====== DATA SUPPLIED ======
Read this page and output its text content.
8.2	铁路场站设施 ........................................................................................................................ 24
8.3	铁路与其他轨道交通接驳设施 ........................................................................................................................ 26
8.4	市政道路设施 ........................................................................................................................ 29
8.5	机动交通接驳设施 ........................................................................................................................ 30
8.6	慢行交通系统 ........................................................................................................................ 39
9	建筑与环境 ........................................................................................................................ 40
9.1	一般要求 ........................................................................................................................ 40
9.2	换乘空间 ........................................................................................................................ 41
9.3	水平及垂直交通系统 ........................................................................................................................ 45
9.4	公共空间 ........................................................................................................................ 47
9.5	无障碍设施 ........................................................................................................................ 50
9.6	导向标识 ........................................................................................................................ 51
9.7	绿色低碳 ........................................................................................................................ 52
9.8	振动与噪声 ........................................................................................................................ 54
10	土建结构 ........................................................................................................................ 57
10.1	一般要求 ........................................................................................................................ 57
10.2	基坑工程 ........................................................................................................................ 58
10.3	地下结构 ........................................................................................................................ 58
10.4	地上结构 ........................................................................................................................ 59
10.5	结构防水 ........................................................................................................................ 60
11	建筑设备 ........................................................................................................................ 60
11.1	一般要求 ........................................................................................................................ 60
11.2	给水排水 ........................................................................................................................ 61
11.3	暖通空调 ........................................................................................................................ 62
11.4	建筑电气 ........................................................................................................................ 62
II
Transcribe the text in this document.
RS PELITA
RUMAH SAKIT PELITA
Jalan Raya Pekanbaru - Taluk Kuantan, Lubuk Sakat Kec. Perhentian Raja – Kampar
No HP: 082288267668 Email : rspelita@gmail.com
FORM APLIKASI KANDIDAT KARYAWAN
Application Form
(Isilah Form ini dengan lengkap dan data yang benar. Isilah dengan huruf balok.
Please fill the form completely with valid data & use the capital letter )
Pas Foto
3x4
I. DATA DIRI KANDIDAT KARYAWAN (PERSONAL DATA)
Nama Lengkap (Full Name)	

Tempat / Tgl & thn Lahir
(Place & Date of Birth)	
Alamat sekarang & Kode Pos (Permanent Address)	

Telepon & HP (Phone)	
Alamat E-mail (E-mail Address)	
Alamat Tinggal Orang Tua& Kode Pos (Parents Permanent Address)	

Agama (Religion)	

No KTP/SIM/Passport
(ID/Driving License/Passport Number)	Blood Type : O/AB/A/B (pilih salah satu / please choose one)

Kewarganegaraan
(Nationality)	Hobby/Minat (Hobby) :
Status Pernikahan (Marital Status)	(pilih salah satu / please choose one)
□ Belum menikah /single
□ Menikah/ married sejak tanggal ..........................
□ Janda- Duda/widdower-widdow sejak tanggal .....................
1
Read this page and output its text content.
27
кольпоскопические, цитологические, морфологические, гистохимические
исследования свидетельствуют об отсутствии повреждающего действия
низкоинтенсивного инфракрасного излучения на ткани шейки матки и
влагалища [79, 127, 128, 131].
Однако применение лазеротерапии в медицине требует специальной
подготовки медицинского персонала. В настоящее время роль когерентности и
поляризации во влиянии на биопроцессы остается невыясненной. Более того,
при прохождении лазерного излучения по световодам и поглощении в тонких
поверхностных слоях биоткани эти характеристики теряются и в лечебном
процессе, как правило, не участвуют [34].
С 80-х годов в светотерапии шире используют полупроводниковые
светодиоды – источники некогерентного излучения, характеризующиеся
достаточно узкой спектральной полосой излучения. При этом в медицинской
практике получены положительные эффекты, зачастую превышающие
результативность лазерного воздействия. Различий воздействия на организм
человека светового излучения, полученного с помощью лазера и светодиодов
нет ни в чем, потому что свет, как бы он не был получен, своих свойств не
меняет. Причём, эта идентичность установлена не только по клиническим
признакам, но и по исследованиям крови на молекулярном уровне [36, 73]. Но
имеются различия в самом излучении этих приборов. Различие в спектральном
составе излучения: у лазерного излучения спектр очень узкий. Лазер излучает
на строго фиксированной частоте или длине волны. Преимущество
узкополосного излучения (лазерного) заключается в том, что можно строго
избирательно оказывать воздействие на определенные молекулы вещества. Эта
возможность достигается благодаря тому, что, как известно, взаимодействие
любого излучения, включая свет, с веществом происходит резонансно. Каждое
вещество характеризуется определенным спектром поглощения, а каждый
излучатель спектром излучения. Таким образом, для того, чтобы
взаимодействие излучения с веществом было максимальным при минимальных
======
• WHAT IS ASKED: Pick out each line above that includes "строго" and show it.

• SOLUTION TO THIS EXERCISE:
на строго фиксированной частоте или длине волны. Преимущество
узкополосного излучения (лазерного) заключается в том, что можно строго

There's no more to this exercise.